WHAT THE EXERCISE ASKS — Print the listing below exactly.

Extracted data entries
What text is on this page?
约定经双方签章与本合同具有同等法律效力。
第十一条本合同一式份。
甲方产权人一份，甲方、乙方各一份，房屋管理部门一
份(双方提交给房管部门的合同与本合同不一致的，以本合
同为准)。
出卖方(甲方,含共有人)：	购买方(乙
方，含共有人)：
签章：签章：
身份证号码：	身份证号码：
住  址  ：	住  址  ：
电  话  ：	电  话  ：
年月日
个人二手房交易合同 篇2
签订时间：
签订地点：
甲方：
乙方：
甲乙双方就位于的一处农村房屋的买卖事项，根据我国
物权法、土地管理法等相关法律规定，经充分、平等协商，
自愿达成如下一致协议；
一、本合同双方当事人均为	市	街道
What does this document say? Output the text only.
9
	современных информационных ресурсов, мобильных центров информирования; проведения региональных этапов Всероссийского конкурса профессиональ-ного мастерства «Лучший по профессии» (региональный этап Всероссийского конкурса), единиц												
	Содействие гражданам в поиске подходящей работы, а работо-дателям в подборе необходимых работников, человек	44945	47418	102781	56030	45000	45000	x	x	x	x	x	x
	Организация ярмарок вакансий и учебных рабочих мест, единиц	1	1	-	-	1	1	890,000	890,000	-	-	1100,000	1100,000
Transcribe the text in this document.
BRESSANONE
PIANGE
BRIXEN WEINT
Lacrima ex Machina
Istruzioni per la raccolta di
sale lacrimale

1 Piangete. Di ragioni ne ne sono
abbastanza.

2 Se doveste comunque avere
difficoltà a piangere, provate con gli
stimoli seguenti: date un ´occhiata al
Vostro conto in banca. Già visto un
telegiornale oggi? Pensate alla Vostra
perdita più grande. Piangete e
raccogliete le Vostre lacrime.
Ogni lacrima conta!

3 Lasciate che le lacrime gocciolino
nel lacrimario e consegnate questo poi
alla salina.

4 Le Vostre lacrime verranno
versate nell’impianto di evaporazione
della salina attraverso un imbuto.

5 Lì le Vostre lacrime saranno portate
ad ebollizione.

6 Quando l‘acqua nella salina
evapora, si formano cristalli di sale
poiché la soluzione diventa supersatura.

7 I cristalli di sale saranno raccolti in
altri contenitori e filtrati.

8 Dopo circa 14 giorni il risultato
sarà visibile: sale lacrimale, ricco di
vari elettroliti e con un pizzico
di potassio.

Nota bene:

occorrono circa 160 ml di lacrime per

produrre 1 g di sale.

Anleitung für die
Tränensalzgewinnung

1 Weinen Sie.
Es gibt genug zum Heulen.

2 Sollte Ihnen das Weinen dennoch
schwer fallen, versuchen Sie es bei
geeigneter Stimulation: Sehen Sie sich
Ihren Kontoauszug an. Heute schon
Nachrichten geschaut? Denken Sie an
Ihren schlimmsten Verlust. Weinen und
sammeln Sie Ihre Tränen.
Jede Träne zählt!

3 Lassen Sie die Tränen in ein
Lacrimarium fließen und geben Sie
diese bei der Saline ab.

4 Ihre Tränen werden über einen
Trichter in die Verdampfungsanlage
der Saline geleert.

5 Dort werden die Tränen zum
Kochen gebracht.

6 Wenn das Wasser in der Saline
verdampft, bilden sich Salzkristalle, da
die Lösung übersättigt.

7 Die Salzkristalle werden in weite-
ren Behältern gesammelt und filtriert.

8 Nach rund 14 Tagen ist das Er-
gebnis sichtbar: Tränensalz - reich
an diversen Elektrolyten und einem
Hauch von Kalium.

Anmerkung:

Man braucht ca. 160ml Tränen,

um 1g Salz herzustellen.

FINISHED ANSWER —
What text is on this page?
约定经双方签章与本合同具有同等法律效力。
第十一条本合同一式份。
甲方产权人一份，甲方、乙方各一份，房屋管理部门一
份(双方提交给房管部门的合同与本合同不一致的，以本合
同为准)。
出卖方(甲方,含共有人)：	购买方(乙
方，含共有人)：
签章：签章：
身份证号码：	身份证号码：
住  址  ：	住  址  ：
电  话  ：	电  话  ：
年月日
个人二手房交易合同 篇2
签订时间：
签订地点：
甲方：
乙方：
甲乙双方就位于的一处农村房屋的买卖事项，根据我国
物权法、土地管理法等相关法律规定，经充分、平等协商，
自愿达成如下一致协议；
一、本合同双方当事人均为	市	街道
What does this document say? Output the text only.
9
	современных информационных ресурсов, мобильных центров информирования; проведения региональных этапов Всероссийского конкурса профессиональ-ного мастерства «Лучший по профессии» (региональный этап Всероссийского конкурса), единиц												
	Содействие гражданам в поиске подходящей работы, а работо-дателям в подборе необходимых работников, человек	44945	47418	102781	56030	45000	45000	x	x	x	x	x	x
	Организация ярмарок вакансий и учебных рабочих мест, единиц	1	1	-	-	1	1	890,000	890,000	-	-	1100,000	1100,000
Transcribe the text in this document.
BRESSANONE
PIANGE
BRIXEN WEINT
Lacrima ex Machina
Istruzioni per la raccolta di
sale lacrimale

1 Piangete. Di ragioni ne ne sono
abbastanza.

2 Se doveste comunque avere
difficoltà a piangere, provate con gli
stimoli seguenti: date un ´occhiata al
Vostro conto in banca. Già visto un
telegiornale oggi? Pensate alla Vostra
perdita più grande. Piangete e
raccogliete le Vostre lacrime.
Ogni lacrima conta!

3 Lasciate che le lacrime gocciolino
nel lacrimario e consegnate questo poi
alla salina.

4 Le Vostre lacrime verranno
versate nell’impianto di evaporazione
della salina attraverso un imbuto.

5 Lì le Vostre lacrime saranno portate
ad ebollizione.

6 Quando l‘acqua nella salina
evapora, si formano cristalli di sale
poiché la soluzione diventa supersatura.

7 I cristalli di sale saranno raccolti in
altri contenitori e filtrati.

8 Dopo circa 14 giorni il risultato
sarà visibile: sale lacrimale, ricco di
vari elettroliti e con un pizzico
di potassio.

Nota bene:

occorrono circa 160 ml di lacrime per

produrre 1 g di sale.

Anleitung für die
Tränensalzgewinnung

1 Weinen Sie.
Es gibt genug zum Heulen.

2 Sollte Ihnen das Weinen dennoch
schwer fallen, versuchen Sie es bei
geeigneter Stimulation: Sehen Sie sich
Ihren Kontoauszug an. Heute schon
Nachrichten geschaut? Denken Sie an
Ihren schlimmsten Verlust. Weinen und
sammeln Sie Ihre Tränen.
Jede Träne zählt!

3 Lassen Sie die Tränen in ein
Lacrimarium fließen und geben Sie
diese bei der Saline ab.

4 Ihre Tränen werden über einen
Trichter in die Verdampfungsanlage
der Saline geleert.

5 Dort werden die Tränen zum
Kochen gebracht.

6 Wenn das Wasser in der Saline
verdampft, bilden sich Salzkristalle, da
die Lösung übersättigt.

7 Die Salzkristalle werden in weite-
ren Behältern gesammelt und filtriert.

8 Nach rund 14 Tagen ist das Er-
gebnis sichtbar: Tränensalz - reich
an diversen Elektrolyten und einem
Hauch von Kalium.

Anmerkung:

Man braucht ca. 160ml Tränen,

um 1g Salz herzustellen.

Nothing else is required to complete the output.